**TASK STATEMENT**
Write the records out again exactly, leaving no images in.

Collection entries:
§

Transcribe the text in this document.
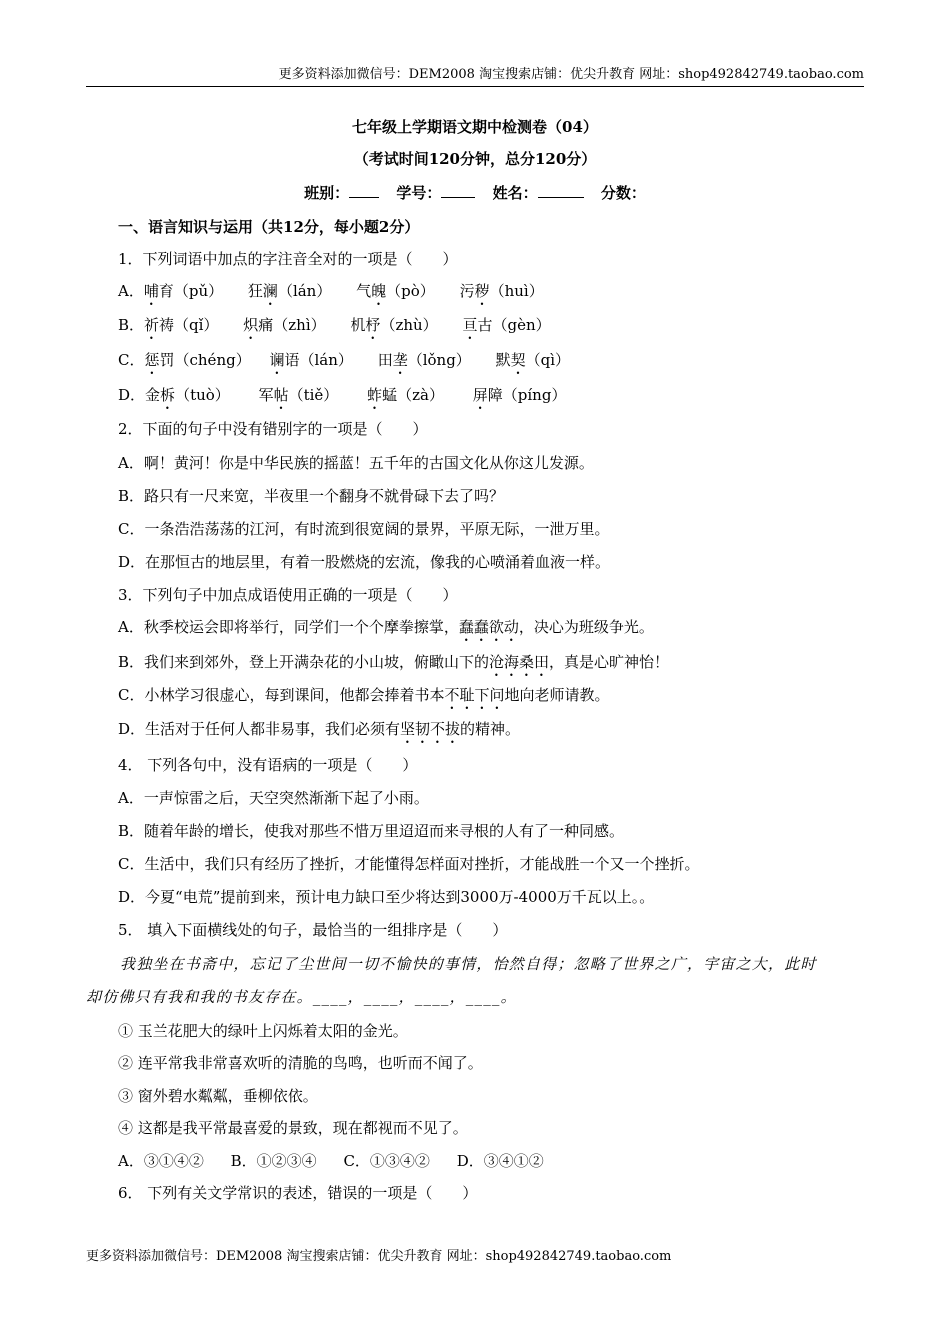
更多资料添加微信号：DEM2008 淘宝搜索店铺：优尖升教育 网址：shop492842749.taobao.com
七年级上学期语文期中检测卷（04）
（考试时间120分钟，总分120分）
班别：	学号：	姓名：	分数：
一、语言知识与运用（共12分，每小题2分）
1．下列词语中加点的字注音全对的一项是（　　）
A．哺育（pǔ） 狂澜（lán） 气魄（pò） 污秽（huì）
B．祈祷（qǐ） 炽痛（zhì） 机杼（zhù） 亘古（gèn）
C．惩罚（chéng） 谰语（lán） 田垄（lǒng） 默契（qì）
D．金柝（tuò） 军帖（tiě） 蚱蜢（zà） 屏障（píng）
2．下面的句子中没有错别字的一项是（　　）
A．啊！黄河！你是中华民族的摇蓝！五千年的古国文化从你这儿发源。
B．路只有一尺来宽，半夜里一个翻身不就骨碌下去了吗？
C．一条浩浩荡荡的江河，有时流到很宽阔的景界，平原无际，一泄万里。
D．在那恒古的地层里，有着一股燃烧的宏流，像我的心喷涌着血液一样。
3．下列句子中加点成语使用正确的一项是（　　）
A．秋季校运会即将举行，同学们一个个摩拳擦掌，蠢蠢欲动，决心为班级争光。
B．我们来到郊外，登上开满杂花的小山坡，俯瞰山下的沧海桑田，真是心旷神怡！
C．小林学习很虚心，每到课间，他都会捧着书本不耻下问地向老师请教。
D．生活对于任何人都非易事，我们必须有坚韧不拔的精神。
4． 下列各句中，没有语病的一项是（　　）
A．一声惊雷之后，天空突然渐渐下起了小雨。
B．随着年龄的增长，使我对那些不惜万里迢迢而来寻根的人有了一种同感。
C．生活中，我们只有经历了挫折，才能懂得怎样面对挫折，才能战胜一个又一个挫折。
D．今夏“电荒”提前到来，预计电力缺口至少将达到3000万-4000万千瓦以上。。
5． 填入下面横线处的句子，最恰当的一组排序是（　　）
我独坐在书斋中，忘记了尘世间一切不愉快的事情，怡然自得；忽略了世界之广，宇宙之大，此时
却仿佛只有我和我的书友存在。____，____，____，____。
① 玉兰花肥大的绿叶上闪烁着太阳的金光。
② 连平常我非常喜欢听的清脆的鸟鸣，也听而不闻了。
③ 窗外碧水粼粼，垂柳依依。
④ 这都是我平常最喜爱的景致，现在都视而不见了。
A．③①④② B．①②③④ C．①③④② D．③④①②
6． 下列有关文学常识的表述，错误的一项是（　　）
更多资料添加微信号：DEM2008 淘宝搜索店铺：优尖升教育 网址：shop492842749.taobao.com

§

**ANSWER TO THE TASK**
Transcribe the text in this document.
更多资料添加微信号：DEM2008 淘宝搜索店铺：优尖升教育 网址：shop492842749.taobao.com
七年级上学期语文期中检测卷（04）
（考试时间120分钟，总分120分）
班别：	学号：	姓名：	分数：
一、语言知识与运用（共12分，每小题2分）
1．下列词语中加点的字注音全对的一项是（　　）
A．哺育（pǔ） 狂澜（lán） 气魄（pò） 污秽（huì）
B．祈祷（qǐ） 炽痛（zhì） 机杼（zhù） 亘古（gèn）
C．惩罚（chéng） 谰语（lán） 田垄（lǒng） 默契（qì）
D．金柝（tuò） 军帖（tiě） 蚱蜢（zà） 屏障（píng）
2．下面的句子中没有错别字的一项是（　　）
A．啊！黄河！你是中华民族的摇蓝！五千年的古国文化从你这儿发源。
B．路只有一尺来宽，半夜里一个翻身不就骨碌下去了吗？
C．一条浩浩荡荡的江河，有时流到很宽阔的景界，平原无际，一泄万里。
D．在那恒古的地层里，有着一股燃烧的宏流，像我的心喷涌着血液一样。
3．下列句子中加点成语使用正确的一项是（　　）
A．秋季校运会即将举行，同学们一个个摩拳擦掌，蠢蠢欲动，决心为班级争光。
B．我们来到郊外，登上开满杂花的小山坡，俯瞰山下的沧海桑田，真是心旷神怡！
C．小林学习很虚心，每到课间，他都会捧着书本不耻下问地向老师请教。
D．生活对于任何人都非易事，我们必须有坚韧不拔的精神。
4． 下列各句中，没有语病的一项是（　　）
A．一声惊雷之后，天空突然渐渐下起了小雨。
B．随着年龄的增长，使我对那些不惜万里迢迢而来寻根的人有了一种同感。
C．生活中，我们只有经历了挫折，才能懂得怎样面对挫折，才能战胜一个又一个挫折。
D．今夏“电荒”提前到来，预计电力缺口至少将达到3000万-4000万千瓦以上。。
5． 填入下面横线处的句子，最恰当的一组排序是（　　）
我独坐在书斋中，忘记了尘世间一切不愉快的事情，怡然自得；忽略了世界之广，宇宙之大，此时
却仿佛只有我和我的书友存在。____，____，____，____。
① 玉兰花肥大的绿叶上闪烁着太阳的金光。
② 连平常我非常喜欢听的清脆的鸟鸣，也听而不闻了。
③ 窗外碧水粼粼，垂柳依依。
④ 这都是我平常最喜爱的景致，现在都视而不见了。
A．③①④② B．①②③④ C．①③④② D．③④①②
6． 下列有关文学常识的表述，错误的一项是（　　）
更多资料添加微信号：DEM2008 淘宝搜索店铺：优尖升教育 网址：shop492842749.taobao.com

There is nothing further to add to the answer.